*Document transcript data*
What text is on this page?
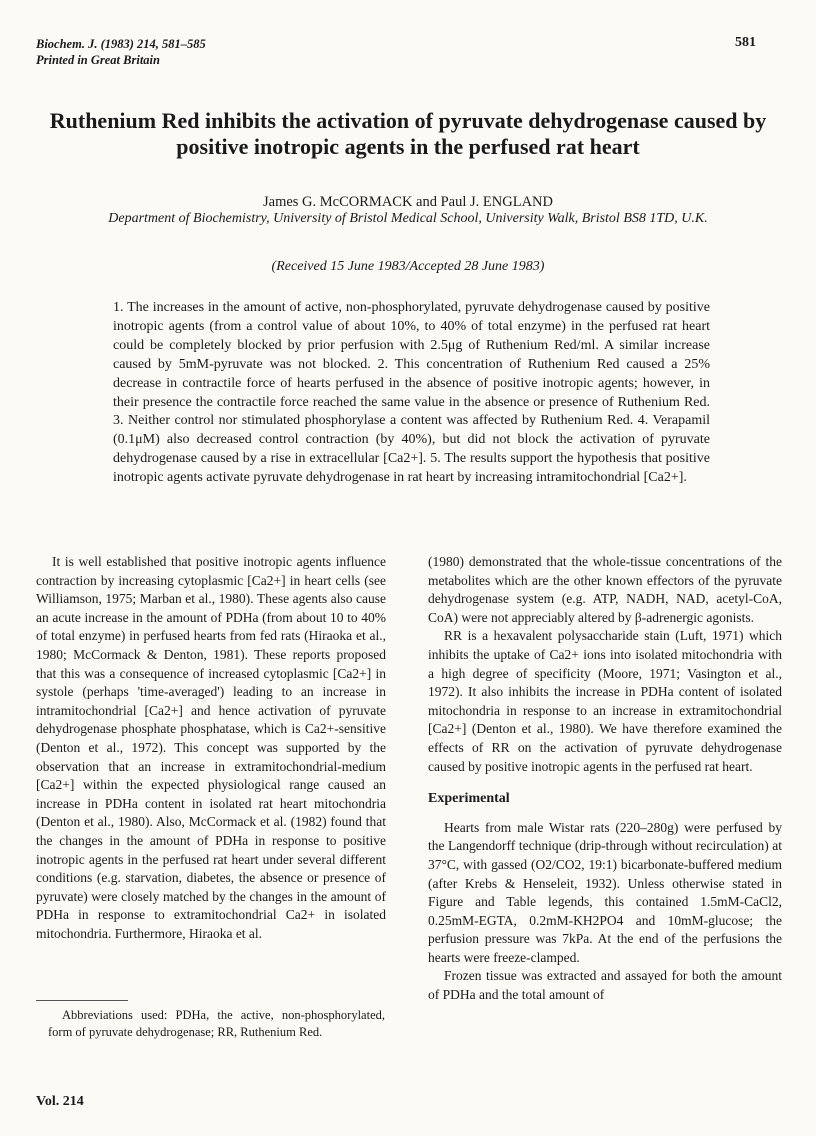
Biochem. J. (1983) 214, 581–585
Printed in Great Britain
581
Ruthenium Red inhibits the activation of pyruvate dehydrogenase caused by
positive inotropic agents in the perfused rat heart
James G. McCORMACK and Paul J. ENGLAND
Department of Biochemistry, University of Bristol Medical School, University Walk, Bristol BS8 1TD, U.K.
(Received 15 June 1983/Accepted 28 June 1983)
1. The increases in the amount of active, non-phosphorylated, pyruvate dehydrogenase caused by positive inotropic agents (from a control value of about 10%, to 40% of total enzyme) in the perfused rat heart could be completely blocked by prior perfusion with 2.5μg of Ruthenium Red/ml. A similar increase caused by 5mM-pyruvate was not blocked. 2. This concentration of Ruthenium Red caused a 25% decrease in contractile force of hearts perfused in the absence of positive inotropic agents; however, in their presence the contractile force reached the same value in the absence or presence of Ruthenium Red. 3. Neither control nor stimulated phosphorylase a content was affected by Ruthenium Red. 4. Verapamil (0.1μM) also decreased control contraction (by 40%), but did not block the activation of pyruvate dehydrogenase caused by a rise in extracellular [Ca2+]. 5. The results support the hypothesis that positive inotropic agents activate pyruvate dehydrogenase in rat heart by increasing intramitochondrial [Ca2+].

It is well established that positive inotropic agents influence contraction by increasing cytoplasmic [Ca2+] in heart cells (see Williamson, 1975; Marban et al., 1980). These agents also cause an acute increase in the amount of PDHa (from about 10 to 40% of total enzyme) in perfused hearts from fed rats (Hiraoka et al., 1980; McCormack & Denton, 1981). These reports proposed that this was a consequence of increased cytoplasmic [Ca2+] in systole (perhaps 'time-averaged') leading to an increase in intramitochondrial [Ca2+] and hence activation of pyruvate dehydrogenase phosphate phosphatase, which is Ca2+-sensitive (Denton et al., 1972). This concept was supported by the observation that an increase in extramitochondrial-medium [Ca2+] within the expected physiological range caused an increase in PDHa content in isolated rat heart mitochondria (Denton et al., 1980). Also, McCormack et al. (1982) found that the changes in the amount of PDHa in response to positive inotropic agents in the perfused rat heart under several different conditions (e.g. starvation, diabetes, the absence or presence of pyruvate) were closely matched by the changes in the amount of PDHa in response to extramitochondrial Ca2+ in isolated mitochondria. Furthermore, Hiraoka et al.

(1980) demonstrated that the whole-tissue concentrations of the metabolites which are the other known effectors of the pyruvate dehydrogenase system (e.g. ATP, NADH, NAD, acetyl-CoA, CoA) were not appreciably altered by β-adrenergic agonists.

RR is a hexavalent polysaccharide stain (Luft, 1971) which inhibits the uptake of Ca2+ ions into isolated mitochondria with a high degree of specificity (Moore, 1971; Vasington et al., 1972). It also inhibits the increase in PDHa content of isolated mitochondria in response to an increase in extramitochondrial [Ca2+] (Denton et al., 1980). We have therefore examined the effects of RR on the activation of pyruvate dehydrogenase caused by positive inotropic agents in the perfused rat heart.

Experimental

Hearts from male Wistar rats (220–280g) were perfused by the Langendorff technique (drip-through without recirculation) at 37°C, with gassed (O2/CO2, 19:1) bicarbonate-buffered medium (after Krebs & Henseleit, 1932). Unless otherwise stated in Figure and Table legends, this contained 1.5mM-CaCl2, 0.25mM-EGTA, 0.2mM-KH2PO4 and 10mM-glucose; the perfusion pressure was 7kPa. At the end of the perfusions the hearts were freeze-clamped.

Frozen tissue was extracted and assayed for both the amount of PDHa and the total amount of

Abbreviations used: PDHa, the active, non-phosphorylated, form of pyruvate dehydrogenase; RR, Ruthenium Red.
Vol. 214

*About this task*
Set down the entries above exactly; no pictures belong in the copy.

*Answer to the problem*
What text is on this page?
Biochem. J. (1983) 214, 581–585
Printed in Great Britain
581
Ruthenium Red inhibits the activation of pyruvate dehydrogenase caused by
positive inotropic agents in the perfused rat heart
James G. McCORMACK and Paul J. ENGLAND
Department of Biochemistry, University of Bristol Medical School, University Walk, Bristol BS8 1TD, U.K.
(Received 15 June 1983/Accepted 28 June 1983)
1. The increases in the amount of active, non-phosphorylated, pyruvate dehydrogenase caused by positive inotropic agents (from a control value of about 10%, to 40% of total enzyme) in the perfused rat heart could be completely blocked by prior perfusion with 2.5μg of Ruthenium Red/ml. A similar increase caused by 5mM-pyruvate was not blocked. 2. This concentration of Ruthenium Red caused a 25% decrease in contractile force of hearts perfused in the absence of positive inotropic agents; however, in their presence the contractile force reached the same value in the absence or presence of Ruthenium Red. 3. Neither control nor stimulated phosphorylase a content was affected by Ruthenium Red. 4. Verapamil (0.1μM) also decreased control contraction (by 40%), but did not block the activation of pyruvate dehydrogenase caused by a rise in extracellular [Ca2+]. 5. The results support the hypothesis that positive inotropic agents activate pyruvate dehydrogenase in rat heart by increasing intramitochondrial [Ca2+].

It is well established that positive inotropic agents influence contraction by increasing cytoplasmic [Ca2+] in heart cells (see Williamson, 1975; Marban et al., 1980). These agents also cause an acute increase in the amount of PDHa (from about 10 to 40% of total enzyme) in perfused hearts from fed rats (Hiraoka et al., 1980; McCormack & Denton, 1981). These reports proposed that this was a consequence of increased cytoplasmic [Ca2+] in systole (perhaps 'time-averaged') leading to an increase in intramitochondrial [Ca2+] and hence activation of pyruvate dehydrogenase phosphate phosphatase, which is Ca2+-sensitive (Denton et al., 1972). This concept was supported by the observation that an increase in extramitochondrial-medium [Ca2+] within the expected physiological range caused an increase in PDHa content in isolated rat heart mitochondria (Denton et al., 1980). Also, McCormack et al. (1982) found that the changes in the amount of PDHa in response to positive inotropic agents in the perfused rat heart under several different conditions (e.g. starvation, diabetes, the absence or presence of pyruvate) were closely matched by the changes in the amount of PDHa in response to extramitochondrial Ca2+ in isolated mitochondria. Furthermore, Hiraoka et al.

(1980) demonstrated that the whole-tissue concentrations of the metabolites which are the other known effectors of the pyruvate dehydrogenase system (e.g. ATP, NADH, NAD, acetyl-CoA, CoA) were not appreciably altered by β-adrenergic agonists.

RR is a hexavalent polysaccharide stain (Luft, 1971) which inhibits the uptake of Ca2+ ions into isolated mitochondria with a high degree of specificity (Moore, 1971; Vasington et al., 1972). It also inhibits the increase in PDHa content of isolated mitochondria in response to an increase in extramitochondrial [Ca2+] (Denton et al., 1980). We have therefore examined the effects of RR on the activation of pyruvate dehydrogenase caused by positive inotropic agents in the perfused rat heart.

Experimental

Hearts from male Wistar rats (220–280g) were perfused by the Langendorff technique (drip-through without recirculation) at 37°C, with gassed (O2/CO2, 19:1) bicarbonate-buffered medium (after Krebs & Henseleit, 1932). Unless otherwise stated in Figure and Table legends, this contained 1.5mM-CaCl2, 0.25mM-EGTA, 0.2mM-KH2PO4 and 10mM-glucose; the perfusion pressure was 7kPa. At the end of the perfusions the hearts were freeze-clamped.

Frozen tissue was extracted and assayed for both the amount of PDHa and the total amount of

Abbreviations used: PDHa, the active, non-phosphorylated, form of pyruvate dehydrogenase; RR, Ruthenium Red.
Vol. 214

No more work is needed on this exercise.